[Short problem] Check each line of the material below for "right", then copy the ones that contain it.

[Exercise input]
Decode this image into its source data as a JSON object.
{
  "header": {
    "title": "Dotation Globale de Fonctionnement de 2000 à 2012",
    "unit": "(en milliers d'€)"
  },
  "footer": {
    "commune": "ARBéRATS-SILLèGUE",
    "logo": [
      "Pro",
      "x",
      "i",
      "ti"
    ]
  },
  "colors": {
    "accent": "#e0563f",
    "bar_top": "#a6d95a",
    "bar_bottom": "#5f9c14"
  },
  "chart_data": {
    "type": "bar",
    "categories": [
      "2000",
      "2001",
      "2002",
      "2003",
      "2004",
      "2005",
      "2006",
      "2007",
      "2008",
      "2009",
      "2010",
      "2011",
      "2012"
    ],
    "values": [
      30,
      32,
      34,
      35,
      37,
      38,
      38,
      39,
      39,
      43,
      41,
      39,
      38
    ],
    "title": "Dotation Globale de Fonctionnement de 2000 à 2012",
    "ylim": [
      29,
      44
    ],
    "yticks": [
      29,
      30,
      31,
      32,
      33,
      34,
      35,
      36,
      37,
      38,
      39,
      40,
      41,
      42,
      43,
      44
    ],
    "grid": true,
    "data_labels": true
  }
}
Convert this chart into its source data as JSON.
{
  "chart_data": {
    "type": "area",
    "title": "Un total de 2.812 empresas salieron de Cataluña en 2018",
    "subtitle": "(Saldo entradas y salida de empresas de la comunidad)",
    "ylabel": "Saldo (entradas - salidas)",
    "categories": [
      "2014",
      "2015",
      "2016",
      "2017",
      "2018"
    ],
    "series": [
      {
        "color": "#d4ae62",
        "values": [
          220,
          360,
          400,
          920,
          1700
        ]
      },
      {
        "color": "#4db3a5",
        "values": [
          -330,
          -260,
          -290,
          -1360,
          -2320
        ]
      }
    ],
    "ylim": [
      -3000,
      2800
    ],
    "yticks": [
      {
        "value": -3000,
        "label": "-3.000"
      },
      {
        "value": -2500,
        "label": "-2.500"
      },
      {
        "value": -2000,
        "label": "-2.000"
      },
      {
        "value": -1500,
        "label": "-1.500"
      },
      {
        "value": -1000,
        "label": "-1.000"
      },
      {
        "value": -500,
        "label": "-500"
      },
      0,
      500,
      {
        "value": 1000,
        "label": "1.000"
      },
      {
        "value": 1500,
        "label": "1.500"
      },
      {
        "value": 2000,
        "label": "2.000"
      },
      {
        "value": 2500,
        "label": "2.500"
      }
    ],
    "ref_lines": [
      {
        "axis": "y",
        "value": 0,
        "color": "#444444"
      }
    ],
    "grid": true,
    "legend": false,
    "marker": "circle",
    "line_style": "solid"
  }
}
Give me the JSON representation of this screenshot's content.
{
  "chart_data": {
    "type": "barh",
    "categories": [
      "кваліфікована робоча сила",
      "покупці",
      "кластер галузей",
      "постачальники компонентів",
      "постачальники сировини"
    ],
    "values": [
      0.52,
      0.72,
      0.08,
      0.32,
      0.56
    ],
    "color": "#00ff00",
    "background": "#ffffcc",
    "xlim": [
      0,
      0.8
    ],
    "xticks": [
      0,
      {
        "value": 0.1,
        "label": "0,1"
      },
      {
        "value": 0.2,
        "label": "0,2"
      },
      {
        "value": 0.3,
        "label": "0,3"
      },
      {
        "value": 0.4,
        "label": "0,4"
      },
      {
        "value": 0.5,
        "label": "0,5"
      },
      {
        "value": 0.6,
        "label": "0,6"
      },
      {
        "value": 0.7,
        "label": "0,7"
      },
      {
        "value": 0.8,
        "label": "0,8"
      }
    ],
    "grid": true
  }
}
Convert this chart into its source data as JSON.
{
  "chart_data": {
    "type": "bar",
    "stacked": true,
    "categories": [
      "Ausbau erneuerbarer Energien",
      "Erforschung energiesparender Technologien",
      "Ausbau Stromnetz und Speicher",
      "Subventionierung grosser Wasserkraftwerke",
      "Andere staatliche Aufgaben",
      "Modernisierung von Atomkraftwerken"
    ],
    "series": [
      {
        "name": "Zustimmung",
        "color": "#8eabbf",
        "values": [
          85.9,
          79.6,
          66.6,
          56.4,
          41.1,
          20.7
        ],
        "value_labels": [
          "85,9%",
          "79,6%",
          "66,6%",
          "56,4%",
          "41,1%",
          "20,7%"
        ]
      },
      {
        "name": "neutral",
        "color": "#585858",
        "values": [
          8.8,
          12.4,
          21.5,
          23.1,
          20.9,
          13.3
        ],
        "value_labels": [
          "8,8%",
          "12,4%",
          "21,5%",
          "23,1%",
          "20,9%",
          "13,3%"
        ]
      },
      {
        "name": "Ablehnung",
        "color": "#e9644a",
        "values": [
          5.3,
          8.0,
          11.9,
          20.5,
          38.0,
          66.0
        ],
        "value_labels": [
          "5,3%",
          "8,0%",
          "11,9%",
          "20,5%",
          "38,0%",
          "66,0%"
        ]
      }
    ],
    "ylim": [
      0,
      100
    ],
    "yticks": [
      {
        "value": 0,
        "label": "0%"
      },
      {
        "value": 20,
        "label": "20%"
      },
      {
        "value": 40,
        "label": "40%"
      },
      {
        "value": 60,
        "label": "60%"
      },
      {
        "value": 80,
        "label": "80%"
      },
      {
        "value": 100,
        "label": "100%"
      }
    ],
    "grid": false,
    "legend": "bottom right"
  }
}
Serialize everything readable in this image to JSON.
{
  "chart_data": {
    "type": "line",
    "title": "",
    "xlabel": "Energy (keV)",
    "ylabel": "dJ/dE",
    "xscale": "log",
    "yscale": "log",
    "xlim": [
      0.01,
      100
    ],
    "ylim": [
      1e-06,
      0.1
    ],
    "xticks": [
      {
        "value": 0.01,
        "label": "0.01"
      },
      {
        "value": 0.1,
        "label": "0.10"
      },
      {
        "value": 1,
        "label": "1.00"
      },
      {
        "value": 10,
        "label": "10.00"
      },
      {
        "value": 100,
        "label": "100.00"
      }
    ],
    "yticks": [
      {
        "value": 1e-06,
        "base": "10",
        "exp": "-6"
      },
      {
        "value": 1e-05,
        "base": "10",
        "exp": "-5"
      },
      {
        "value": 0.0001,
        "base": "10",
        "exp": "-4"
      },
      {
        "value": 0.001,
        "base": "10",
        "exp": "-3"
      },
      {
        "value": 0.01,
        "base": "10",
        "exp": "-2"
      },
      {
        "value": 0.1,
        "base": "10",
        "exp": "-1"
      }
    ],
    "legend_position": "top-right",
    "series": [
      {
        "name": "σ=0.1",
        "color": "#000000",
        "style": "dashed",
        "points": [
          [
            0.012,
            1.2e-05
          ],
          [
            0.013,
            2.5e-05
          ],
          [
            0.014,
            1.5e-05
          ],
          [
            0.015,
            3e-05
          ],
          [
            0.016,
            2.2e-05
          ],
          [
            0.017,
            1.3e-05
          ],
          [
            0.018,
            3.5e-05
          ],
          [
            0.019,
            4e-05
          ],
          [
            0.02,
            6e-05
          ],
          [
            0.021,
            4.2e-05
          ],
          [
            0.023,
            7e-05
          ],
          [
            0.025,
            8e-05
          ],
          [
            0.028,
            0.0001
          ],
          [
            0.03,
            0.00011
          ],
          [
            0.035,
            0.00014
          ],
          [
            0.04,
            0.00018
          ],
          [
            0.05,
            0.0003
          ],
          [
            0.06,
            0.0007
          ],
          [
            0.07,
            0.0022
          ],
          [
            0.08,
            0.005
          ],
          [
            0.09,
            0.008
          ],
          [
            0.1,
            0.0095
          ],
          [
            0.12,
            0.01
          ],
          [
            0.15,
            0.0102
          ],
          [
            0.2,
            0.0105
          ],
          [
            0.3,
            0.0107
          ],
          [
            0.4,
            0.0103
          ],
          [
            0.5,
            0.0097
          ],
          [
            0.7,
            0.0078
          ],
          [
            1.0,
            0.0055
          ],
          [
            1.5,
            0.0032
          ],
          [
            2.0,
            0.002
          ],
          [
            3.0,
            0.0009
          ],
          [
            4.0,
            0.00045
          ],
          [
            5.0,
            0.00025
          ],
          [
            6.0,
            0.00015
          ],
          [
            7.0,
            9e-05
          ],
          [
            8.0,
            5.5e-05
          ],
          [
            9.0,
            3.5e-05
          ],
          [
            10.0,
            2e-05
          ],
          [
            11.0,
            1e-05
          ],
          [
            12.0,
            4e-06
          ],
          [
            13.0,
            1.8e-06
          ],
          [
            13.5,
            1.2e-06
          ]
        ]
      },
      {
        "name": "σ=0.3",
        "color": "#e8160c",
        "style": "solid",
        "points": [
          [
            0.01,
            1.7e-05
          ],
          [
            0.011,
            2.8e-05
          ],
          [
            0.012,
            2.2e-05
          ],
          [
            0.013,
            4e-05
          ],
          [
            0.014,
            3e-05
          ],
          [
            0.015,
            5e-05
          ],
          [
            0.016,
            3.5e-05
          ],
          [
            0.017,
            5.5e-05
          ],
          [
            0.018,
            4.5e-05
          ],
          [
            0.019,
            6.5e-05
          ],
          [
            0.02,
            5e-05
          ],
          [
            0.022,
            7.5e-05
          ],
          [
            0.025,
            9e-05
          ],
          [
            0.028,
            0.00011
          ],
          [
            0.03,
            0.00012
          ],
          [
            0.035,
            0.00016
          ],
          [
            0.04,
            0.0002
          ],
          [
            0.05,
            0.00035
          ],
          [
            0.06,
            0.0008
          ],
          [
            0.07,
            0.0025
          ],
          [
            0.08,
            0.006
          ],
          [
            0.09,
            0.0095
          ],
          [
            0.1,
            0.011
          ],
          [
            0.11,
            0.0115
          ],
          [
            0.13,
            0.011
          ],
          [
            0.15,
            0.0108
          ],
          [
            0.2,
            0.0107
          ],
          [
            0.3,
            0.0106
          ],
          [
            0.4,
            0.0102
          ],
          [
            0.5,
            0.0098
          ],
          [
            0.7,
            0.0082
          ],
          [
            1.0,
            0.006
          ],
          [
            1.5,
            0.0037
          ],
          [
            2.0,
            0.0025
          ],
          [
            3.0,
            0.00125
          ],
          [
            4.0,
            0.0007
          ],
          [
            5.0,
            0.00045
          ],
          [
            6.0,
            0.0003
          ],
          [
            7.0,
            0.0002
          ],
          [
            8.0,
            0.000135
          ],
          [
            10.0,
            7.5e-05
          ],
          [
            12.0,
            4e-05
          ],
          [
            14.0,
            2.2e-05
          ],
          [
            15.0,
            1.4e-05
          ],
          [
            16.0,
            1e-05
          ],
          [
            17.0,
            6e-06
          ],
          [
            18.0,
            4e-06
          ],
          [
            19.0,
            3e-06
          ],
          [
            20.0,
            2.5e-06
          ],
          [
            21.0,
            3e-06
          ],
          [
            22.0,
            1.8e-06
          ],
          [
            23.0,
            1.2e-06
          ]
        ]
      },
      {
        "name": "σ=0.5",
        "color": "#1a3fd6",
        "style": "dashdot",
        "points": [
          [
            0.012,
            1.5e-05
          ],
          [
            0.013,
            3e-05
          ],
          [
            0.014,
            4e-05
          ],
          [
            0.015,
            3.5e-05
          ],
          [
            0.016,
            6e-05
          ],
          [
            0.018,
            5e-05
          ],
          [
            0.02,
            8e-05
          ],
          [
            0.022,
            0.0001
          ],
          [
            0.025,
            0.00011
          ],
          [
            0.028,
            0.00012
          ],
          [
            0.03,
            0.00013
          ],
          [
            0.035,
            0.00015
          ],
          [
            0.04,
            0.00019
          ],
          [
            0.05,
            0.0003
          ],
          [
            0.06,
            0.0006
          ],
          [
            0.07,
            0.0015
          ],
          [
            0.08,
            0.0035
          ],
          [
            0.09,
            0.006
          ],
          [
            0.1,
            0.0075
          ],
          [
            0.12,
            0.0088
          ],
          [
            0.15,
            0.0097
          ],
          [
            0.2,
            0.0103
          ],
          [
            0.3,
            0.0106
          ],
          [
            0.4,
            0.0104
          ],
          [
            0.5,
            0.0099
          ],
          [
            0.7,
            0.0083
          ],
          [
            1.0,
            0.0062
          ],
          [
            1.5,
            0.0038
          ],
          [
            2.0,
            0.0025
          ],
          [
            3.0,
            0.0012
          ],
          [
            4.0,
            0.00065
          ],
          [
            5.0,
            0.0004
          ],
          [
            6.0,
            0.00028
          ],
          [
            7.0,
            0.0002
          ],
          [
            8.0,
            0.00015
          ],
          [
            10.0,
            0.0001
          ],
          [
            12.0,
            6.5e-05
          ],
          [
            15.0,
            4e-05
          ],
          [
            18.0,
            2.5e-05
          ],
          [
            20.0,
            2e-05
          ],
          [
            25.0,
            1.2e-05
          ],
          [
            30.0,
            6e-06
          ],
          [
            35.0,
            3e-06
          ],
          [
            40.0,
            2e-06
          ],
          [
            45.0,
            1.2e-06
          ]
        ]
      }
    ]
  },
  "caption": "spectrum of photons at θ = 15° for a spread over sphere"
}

[Solution to the exercise]
    "legend": "bottom right"
    "legend_position": "top-right",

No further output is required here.